SET PROBLEM
Search the records below for the word "Piriton". Pull out each line that has it.

DATA PROVIDED
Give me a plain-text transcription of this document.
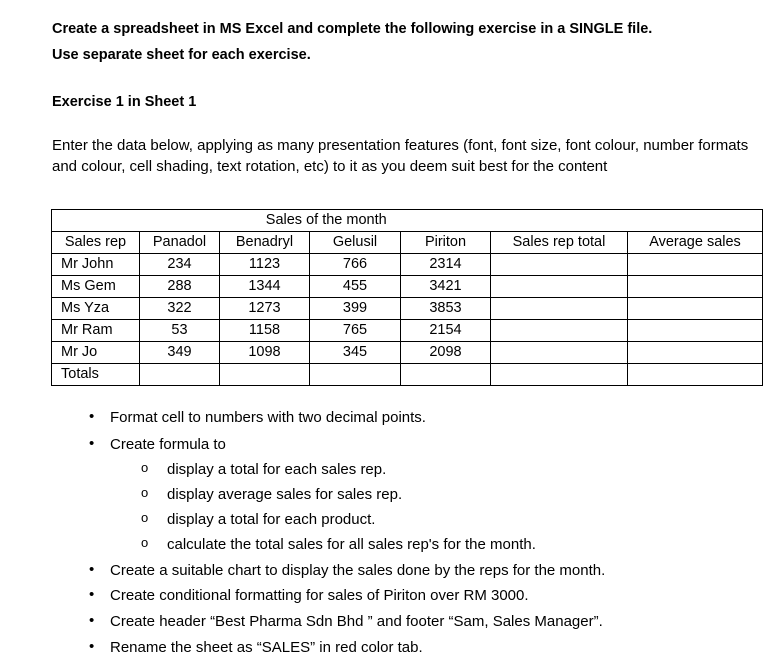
Create a spreadsheet in MS Excel and complete the following exercise in a SINGLE file.
Use separate sheet for each exercise.
Exercise 1 in Sheet 1
Enter the data below, applying as many presentation features (font, font size, font colour, number formats and colour, cell shading, text rotation, etc) to it as you deem suit best for the content
	Sales of the month					
Sales rep	Panadol	Benadryl	Gelusil	Piriton	Sales rep total	Average sales
Mr John	234	1123	766	2314		
Ms Gem	288	1344	455	3421		
Ms Yza	322	1273	399	3853		
Mr Ram	53	1158	765	2154		
Mr Jo	349	1098	345	2098		
Totals						
• Format cell to numbers with two decimal points.
• Create formula to
o display a total for each sales rep.
o display average sales for sales rep.
o display a total for each product.
o calculate the total sales for all sales rep's for the month.
• Create a suitable chart to display the sales done by the reps for the month.
• Create conditional formatting for sales of Piriton over RM 3000.
• Create header “Best Pharma Sdn Bhd ” and footer “Sam, Sales Manager”.
• Rename the sheet as “SALES” in red color tab.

TASK RESULT
Sales rep	Panadol	Benadryl	Gelusil	Piriton	Sales rep total	Average sales
• Create conditional formatting for sales of Piriton over RM 3000.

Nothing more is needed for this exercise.